-- Begin Given entries --

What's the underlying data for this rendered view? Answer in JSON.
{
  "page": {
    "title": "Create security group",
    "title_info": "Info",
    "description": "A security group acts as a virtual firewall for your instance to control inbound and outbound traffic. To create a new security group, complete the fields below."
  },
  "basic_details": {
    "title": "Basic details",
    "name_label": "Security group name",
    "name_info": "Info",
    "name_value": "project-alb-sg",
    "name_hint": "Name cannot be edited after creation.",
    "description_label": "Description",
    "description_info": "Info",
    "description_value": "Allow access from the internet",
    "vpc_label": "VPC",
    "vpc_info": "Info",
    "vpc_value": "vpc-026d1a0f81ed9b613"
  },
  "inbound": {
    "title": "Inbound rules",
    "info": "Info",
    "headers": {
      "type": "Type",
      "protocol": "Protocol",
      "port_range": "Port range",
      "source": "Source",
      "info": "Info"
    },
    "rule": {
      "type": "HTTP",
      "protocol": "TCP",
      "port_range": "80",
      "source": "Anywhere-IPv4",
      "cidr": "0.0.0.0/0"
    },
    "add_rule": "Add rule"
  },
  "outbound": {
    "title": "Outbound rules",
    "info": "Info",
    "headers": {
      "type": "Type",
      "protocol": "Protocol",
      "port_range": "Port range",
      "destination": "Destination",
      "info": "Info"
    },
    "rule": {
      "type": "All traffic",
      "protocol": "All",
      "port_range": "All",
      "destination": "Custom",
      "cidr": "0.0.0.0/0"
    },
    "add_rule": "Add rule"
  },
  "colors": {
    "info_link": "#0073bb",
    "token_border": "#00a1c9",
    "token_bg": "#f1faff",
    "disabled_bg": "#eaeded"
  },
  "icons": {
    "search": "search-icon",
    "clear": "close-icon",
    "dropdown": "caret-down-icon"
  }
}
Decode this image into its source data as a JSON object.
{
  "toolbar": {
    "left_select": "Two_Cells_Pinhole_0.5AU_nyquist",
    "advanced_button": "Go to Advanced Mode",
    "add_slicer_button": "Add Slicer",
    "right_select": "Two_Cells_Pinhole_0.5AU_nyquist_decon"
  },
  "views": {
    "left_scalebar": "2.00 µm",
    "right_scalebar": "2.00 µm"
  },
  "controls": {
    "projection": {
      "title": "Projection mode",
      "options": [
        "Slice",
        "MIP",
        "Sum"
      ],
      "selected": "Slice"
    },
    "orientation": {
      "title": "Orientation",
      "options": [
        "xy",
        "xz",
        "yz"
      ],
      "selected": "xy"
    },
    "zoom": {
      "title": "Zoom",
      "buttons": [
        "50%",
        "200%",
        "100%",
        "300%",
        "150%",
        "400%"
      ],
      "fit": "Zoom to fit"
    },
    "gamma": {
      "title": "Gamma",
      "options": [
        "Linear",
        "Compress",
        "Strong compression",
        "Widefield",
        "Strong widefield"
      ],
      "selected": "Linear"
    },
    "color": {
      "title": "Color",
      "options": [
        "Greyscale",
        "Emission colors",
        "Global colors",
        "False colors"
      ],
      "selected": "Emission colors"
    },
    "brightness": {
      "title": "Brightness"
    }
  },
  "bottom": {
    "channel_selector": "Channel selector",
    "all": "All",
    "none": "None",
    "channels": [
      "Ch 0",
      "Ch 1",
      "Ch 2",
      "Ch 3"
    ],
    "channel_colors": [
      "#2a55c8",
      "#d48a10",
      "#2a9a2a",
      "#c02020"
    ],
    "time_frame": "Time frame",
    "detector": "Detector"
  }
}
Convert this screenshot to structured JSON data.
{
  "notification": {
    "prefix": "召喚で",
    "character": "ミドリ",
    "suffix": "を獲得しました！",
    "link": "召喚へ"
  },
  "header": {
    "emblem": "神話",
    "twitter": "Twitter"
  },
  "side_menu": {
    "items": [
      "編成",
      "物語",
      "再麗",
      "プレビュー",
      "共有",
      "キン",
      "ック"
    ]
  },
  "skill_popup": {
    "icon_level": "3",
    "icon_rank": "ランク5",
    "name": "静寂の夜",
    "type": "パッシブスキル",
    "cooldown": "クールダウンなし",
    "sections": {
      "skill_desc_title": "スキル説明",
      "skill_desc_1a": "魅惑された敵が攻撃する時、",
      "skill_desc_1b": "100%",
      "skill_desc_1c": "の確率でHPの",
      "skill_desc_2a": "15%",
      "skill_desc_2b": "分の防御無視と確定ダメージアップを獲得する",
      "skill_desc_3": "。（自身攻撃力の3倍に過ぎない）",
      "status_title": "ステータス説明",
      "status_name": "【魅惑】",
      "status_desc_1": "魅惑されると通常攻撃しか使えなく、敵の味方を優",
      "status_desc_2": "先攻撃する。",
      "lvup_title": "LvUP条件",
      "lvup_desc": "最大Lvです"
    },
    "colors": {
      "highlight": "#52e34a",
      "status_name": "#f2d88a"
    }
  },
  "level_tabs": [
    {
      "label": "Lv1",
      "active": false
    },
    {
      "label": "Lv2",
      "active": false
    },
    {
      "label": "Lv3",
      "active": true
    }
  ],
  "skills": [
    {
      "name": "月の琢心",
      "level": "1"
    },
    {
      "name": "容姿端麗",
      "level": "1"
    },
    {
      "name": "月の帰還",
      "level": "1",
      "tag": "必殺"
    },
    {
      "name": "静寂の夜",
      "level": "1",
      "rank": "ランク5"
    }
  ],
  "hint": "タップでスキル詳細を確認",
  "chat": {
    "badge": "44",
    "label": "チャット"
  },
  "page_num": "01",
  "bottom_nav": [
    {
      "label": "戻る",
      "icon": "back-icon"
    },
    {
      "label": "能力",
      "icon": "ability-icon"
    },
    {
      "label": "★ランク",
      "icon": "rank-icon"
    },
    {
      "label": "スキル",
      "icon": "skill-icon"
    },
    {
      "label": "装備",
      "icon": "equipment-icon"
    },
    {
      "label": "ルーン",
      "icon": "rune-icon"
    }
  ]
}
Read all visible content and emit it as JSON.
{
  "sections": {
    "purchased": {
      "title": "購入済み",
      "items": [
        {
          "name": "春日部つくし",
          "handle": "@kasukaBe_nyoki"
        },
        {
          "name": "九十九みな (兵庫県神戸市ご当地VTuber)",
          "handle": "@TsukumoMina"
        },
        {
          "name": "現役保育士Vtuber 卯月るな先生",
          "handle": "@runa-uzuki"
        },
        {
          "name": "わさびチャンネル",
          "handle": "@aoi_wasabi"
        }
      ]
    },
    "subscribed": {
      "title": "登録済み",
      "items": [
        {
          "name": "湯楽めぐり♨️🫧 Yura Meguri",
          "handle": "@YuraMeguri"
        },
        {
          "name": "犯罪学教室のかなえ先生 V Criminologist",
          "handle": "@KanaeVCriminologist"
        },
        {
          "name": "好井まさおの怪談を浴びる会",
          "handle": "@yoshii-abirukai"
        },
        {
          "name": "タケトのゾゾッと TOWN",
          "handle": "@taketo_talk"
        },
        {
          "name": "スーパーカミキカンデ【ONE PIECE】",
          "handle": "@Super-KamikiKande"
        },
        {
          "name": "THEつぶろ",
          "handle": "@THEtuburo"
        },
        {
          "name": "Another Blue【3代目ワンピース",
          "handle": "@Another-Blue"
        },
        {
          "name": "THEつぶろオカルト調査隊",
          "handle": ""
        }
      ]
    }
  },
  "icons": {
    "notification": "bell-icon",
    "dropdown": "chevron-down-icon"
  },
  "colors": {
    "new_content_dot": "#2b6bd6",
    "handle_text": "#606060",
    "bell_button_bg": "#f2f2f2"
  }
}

-- End Given entries --

Problem to work on |
All of the entries must be written out exactly as they stand.

Task answer |
What's the underlying data for this rendered view? Answer in JSON.
{
  "page": {
    "title": "Create security group",
    "title_info": "Info",
    "description": "A security group acts as a virtual firewall for your instance to control inbound and outbound traffic. To create a new security group, complete the fields below."
  },
  "basic_details": {
    "title": "Basic details",
    "name_label": "Security group name",
    "name_info": "Info",
    "name_value": "project-alb-sg",
    "name_hint": "Name cannot be edited after creation.",
    "description_label": "Description",
    "description_info": "Info",
    "description_value": "Allow access from the internet",
    "vpc_label": "VPC",
    "vpc_info": "Info",
    "vpc_value": "vpc-026d1a0f81ed9b613"
  },
  "inbound": {
    "title": "Inbound rules",
    "info": "Info",
    "headers": {
      "type": "Type",
      "protocol": "Protocol",
      "port_range": "Port range",
      "source": "Source",
      "info": "Info"
    },
    "rule": {
      "type": "HTTP",
      "protocol": "TCP",
      "port_range": "80",
      "source": "Anywhere-IPv4",
      "cidr": "0.0.0.0/0"
    },
    "add_rule": "Add rule"
  },
  "outbound": {
    "title": "Outbound rules",
    "info": "Info",
    "headers": {
      "type": "Type",
      "protocol": "Protocol",
      "port_range": "Port range",
      "destination": "Destination",
      "info": "Info"
    },
    "rule": {
      "type": "All traffic",
      "protocol": "All",
      "port_range": "All",
      "destination": "Custom",
      "cidr": "0.0.0.0/0"
    },
    "add_rule": "Add rule"
  },
  "colors": {
    "info_link": "#0073bb",
    "token_border": "#00a1c9",
    "token_bg": "#f1faff",
    "disabled_bg": "#eaeded"
  },
  "icons": {
    "search": "search-icon",
    "clear": "close-icon",
    "dropdown": "caret-down-icon"
  }
}
Decode this image into its source data as a JSON object.
{
  "toolbar": {
    "left_select": "Two_Cells_Pinhole_0.5AU_nyquist",
    "advanced_button": "Go to Advanced Mode",
    "add_slicer_button": "Add Slicer",
    "right_select": "Two_Cells_Pinhole_0.5AU_nyquist_decon"
  },
  "views": {
    "left_scalebar": "2.00 µm",
    "right_scalebar": "2.00 µm"
  },
  "controls": {
    "projection": {
      "title": "Projection mode",
      "options": [
        "Slice",
        "MIP",
        "Sum"
      ],
      "selected": "Slice"
    },
    "orientation": {
      "title": "Orientation",
      "options": [
        "xy",
        "xz",
        "yz"
      ],
      "selected": "xy"
    },
    "zoom": {
      "title": "Zoom",
      "buttons": [
        "50%",
        "200%",
        "100%",
        "300%",
        "150%",
        "400%"
      ],
      "fit": "Zoom to fit"
    },
    "gamma": {
      "title": "Gamma",
      "options": [
        "Linear",
        "Compress",
        "Strong compression",
        "Widefield",
        "Strong widefield"
      ],
      "selected": "Linear"
    },
    "color": {
      "title": "Color",
      "options": [
        "Greyscale",
        "Emission colors",
        "Global colors",
        "False colors"
      ],
      "selected": "Emission colors"
    },
    "brightness": {
      "title": "Brightness"
    }
  },
  "bottom": {
    "channel_selector": "Channel selector",
    "all": "All",
    "none": "None",
    "channels": [
      "Ch 0",
      "Ch 1",
      "Ch 2",
      "Ch 3"
    ],
    "channel_colors": [
      "#2a55c8",
      "#d48a10",
      "#2a9a2a",
      "#c02020"
    ],
    "time_frame": "Time frame",
    "detector": "Detector"
  }
}
Convert this screenshot to structured JSON data.
{
  "notification": {
    "prefix": "召喚で",
    "character": "ミドリ",
    "suffix": "を獲得しました！",
    "link": "召喚へ"
  },
  "header": {
    "emblem": "神話",
    "twitter": "Twitter"
  },
  "side_menu": {
    "items": [
      "編成",
      "物語",
      "再麗",
      "プレビュー",
      "共有",
      "キン",
      "ック"
    ]
  },
  "skill_popup": {
    "icon_level": "3",
    "icon_rank": "ランク5",
    "name": "静寂の夜",
    "type": "パッシブスキル",
    "cooldown": "クールダウンなし",
    "sections": {
      "skill_desc_title": "スキル説明",
      "skill_desc_1a": "魅惑された敵が攻撃する時、",
      "skill_desc_1b": "100%",
      "skill_desc_1c": "の確率でHPの",
      "skill_desc_2a": "15%",
      "skill_desc_2b": "分の防御無視と確定ダメージアップを獲得する",
      "skill_desc_3": "。（自身攻撃力の3倍に過ぎない）",
      "status_title": "ステータス説明",
      "status_name": "【魅惑】",
      "status_desc_1": "魅惑されると通常攻撃しか使えなく、敵の味方を優",
      "status_desc_2": "先攻撃する。",
      "lvup_title": "LvUP条件",
      "lvup_desc": "最大Lvです"
    },
    "colors": {
      "highlight": "#52e34a",
      "status_name": "#f2d88a"
    }
  },
  "level_tabs": [
    {
      "label": "Lv1",
      "active": false
    },
    {
      "label": "Lv2",
      "active": false
    },
    {
      "label": "Lv3",
      "active": true
    }
  ],
  "skills": [
    {
      "name": "月の琢心",
      "level": "1"
    },
    {
      "name": "容姿端麗",
      "level": "1"
    },
    {
      "name": "月の帰還",
      "level": "1",
      "tag": "必殺"
    },
    {
      "name": "静寂の夜",
      "level": "1",
      "rank": "ランク5"
    }
  ],
  "hint": "タップでスキル詳細を確認",
  "chat": {
    "badge": "44",
    "label": "チャット"
  },
  "page_num": "01",
  "bottom_nav": [
    {
      "label": "戻る",
      "icon": "back-icon"
    },
    {
      "label": "能力",
      "icon": "ability-icon"
    },
    {
      "label": "★ランク",
      "icon": "rank-icon"
    },
    {
      "label": "スキル",
      "icon": "skill-icon"
    },
    {
      "label": "装備",
      "icon": "equipment-icon"
    },
    {
      "label": "ルーン",
      "icon": "rune-icon"
    }
  ]
}
Read all visible content and emit it as JSON.
{
  "sections": {
    "purchased": {
      "title": "購入済み",
      "items": [
        {
          "name": "春日部つくし",
          "handle": "@kasukaBe_nyoki"
        },
        {
          "name": "九十九みな (兵庫県神戸市ご当地VTuber)",
          "handle": "@TsukumoMina"
        },
        {
          "name": "現役保育士Vtuber 卯月るな先生",
          "handle": "@runa-uzuki"
        },
        {
          "name": "わさびチャンネル",
          "handle": "@aoi_wasabi"
        }
      ]
    },
    "subscribed": {
      "title": "登録済み",
      "items": [
        {
          "name": "湯楽めぐり♨️🫧 Yura Meguri",
          "handle": "@YuraMeguri"
        },
        {
          "name": "犯罪学教室のかなえ先生 V Criminologist",
          "handle": "@KanaeVCriminologist"
        },
        {
          "name": "好井まさおの怪談を浴びる会",
          "handle": "@yoshii-abirukai"
        },
        {
          "name": "タケトのゾゾッと TOWN",
          "handle": "@taketo_talk"
        },
        {
          "name": "スーパーカミキカンデ【ONE PIECE】",
          "handle": "@Super-KamikiKande"
        },
        {
          "name": "THEつぶろ",
          "handle": "@THEtuburo"
        },
        {
          "name": "Another Blue【3代目ワンピース",
          "handle": "@Another-Blue"
        },
        {
          "name": "THEつぶろオカルト調査隊",
          "handle": ""
        }
      ]
    }
  },
  "icons": {
    "notification": "bell-icon",
    "dropdown": "chevron-down-icon"
  },
  "colors": {
    "new_content_dot": "#2b6bd6",
    "handle_text": "#606060",
    "bell_button_bg": "#f2f2f2"
  }
}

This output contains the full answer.